• Task brief
Your task is to reproduce the entries below word for word.

• Raw data
----

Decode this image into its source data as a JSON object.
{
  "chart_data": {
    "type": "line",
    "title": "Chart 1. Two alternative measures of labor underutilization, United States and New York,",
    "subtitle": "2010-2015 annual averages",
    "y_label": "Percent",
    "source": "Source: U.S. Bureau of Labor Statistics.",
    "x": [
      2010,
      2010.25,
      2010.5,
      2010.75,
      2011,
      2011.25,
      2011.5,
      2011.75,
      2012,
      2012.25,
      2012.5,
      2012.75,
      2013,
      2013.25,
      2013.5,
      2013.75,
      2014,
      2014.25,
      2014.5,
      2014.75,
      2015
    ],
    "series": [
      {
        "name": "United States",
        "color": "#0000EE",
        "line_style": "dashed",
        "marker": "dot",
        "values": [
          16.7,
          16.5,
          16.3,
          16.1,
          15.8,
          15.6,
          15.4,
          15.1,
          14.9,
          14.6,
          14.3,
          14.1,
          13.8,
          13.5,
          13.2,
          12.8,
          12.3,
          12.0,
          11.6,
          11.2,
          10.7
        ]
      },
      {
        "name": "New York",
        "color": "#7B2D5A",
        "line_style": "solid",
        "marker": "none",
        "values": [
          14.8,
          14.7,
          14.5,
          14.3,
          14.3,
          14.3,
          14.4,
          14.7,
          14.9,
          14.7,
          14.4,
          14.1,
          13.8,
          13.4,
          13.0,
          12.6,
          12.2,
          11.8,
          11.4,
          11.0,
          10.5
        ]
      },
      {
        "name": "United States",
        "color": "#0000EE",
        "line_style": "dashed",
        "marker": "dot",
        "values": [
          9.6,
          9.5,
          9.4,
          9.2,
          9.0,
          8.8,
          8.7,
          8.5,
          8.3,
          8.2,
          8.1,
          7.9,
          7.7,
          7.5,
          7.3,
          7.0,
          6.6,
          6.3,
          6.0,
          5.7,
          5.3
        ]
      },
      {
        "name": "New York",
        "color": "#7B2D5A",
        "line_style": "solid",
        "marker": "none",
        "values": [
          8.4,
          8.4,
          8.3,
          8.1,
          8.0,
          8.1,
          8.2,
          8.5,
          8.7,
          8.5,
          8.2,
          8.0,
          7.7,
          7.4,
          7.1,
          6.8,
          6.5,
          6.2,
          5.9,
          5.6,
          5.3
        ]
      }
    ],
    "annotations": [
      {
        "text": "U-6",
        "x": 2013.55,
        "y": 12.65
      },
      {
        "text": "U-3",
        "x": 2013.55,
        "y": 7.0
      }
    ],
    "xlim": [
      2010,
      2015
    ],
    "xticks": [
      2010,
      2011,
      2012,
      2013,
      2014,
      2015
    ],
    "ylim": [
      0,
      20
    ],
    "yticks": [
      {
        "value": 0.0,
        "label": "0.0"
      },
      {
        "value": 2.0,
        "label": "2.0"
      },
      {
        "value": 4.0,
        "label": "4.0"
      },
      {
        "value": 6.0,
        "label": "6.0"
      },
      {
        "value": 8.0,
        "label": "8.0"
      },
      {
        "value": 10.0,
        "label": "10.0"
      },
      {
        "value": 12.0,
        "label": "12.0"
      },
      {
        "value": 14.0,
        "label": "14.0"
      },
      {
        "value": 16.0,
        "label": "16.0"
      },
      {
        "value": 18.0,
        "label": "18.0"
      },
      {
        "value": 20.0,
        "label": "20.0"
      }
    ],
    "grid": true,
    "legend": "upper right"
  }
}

----

• Result for this exercise
Decode this image into its source data as a JSON object.
{
  "chart_data": {
    "type": "line",
    "title": "Chart 1. Two alternative measures of labor underutilization, United States and New York,",
    "subtitle": "2010-2015 annual averages",
    "y_label": "Percent",
    "source": "Source: U.S. Bureau of Labor Statistics.",
    "x": [
      2010,
      2010.25,
      2010.5,
      2010.75,
      2011,
      2011.25,
      2011.5,
      2011.75,
      2012,
      2012.25,
      2012.5,
      2012.75,
      2013,
      2013.25,
      2013.5,
      2013.75,
      2014,
      2014.25,
      2014.5,
      2014.75,
      2015
    ],
    "series": [
      {
        "name": "United States",
        "color": "#0000EE",
        "line_style": "dashed",
        "marker": "dot",
        "values": [
          16.7,
          16.5,
          16.3,
          16.1,
          15.8,
          15.6,
          15.4,
          15.1,
          14.9,
          14.6,
          14.3,
          14.1,
          13.8,
          13.5,
          13.2,
          12.8,
          12.3,
          12.0,
          11.6,
          11.2,
          10.7
        ]
      },
      {
        "name": "New York",
        "color": "#7B2D5A",
        "line_style": "solid",
        "marker": "none",
        "values": [
          14.8,
          14.7,
          14.5,
          14.3,
          14.3,
          14.3,
          14.4,
          14.7,
          14.9,
          14.7,
          14.4,
          14.1,
          13.8,
          13.4,
          13.0,
          12.6,
          12.2,
          11.8,
          11.4,
          11.0,
          10.5
        ]
      },
      {
        "name": "United States",
        "color": "#0000EE",
        "line_style": "dashed",
        "marker": "dot",
        "values": [
          9.6,
          9.5,
          9.4,
          9.2,
          9.0,
          8.8,
          8.7,
          8.5,
          8.3,
          8.2,
          8.1,
          7.9,
          7.7,
          7.5,
          7.3,
          7.0,
          6.6,
          6.3,
          6.0,
          5.7,
          5.3
        ]
      },
      {
        "name": "New York",
        "color": "#7B2D5A",
        "line_style": "solid",
        "marker": "none",
        "values": [
          8.4,
          8.4,
          8.3,
          8.1,
          8.0,
          8.1,
          8.2,
          8.5,
          8.7,
          8.5,
          8.2,
          8.0,
          7.7,
          7.4,
          7.1,
          6.8,
          6.5,
          6.2,
          5.9,
          5.6,
          5.3
        ]
      }
    ],
    "annotations": [
      {
        "text": "U-6",
        "x": 2013.55,
        "y": 12.65
      },
      {
        "text": "U-3",
        "x": 2013.55,
        "y": 7.0
      }
    ],
    "xlim": [
      2010,
      2015
    ],
    "xticks": [
      2010,
      2011,
      2012,
      2013,
      2014,
      2015
    ],
    "ylim": [
      0,
      20
    ],
    "yticks": [
      {
        "value": 0.0,
        "label": "0.0"
      },
      {
        "value": 2.0,
        "label": "2.0"
      },
      {
        "value": 4.0,
        "label": "4.0"
      },
      {
        "value": 6.0,
        "label": "6.0"
      },
      {
        "value": 8.0,
        "label": "8.0"
      },
      {
        "value": 10.0,
        "label": "10.0"
      },
      {
        "value": 12.0,
        "label": "12.0"
      },
      {
        "value": 14.0,
        "label": "14.0"
      },
      {
        "value": 16.0,
        "label": "16.0"
      },
      {
        "value": 18.0,
        "label": "18.0"
      },
      {
        "value": 20.0,
        "label": "20.0"
      }
    ],
    "grid": true,
    "legend": "upper right"
  }
}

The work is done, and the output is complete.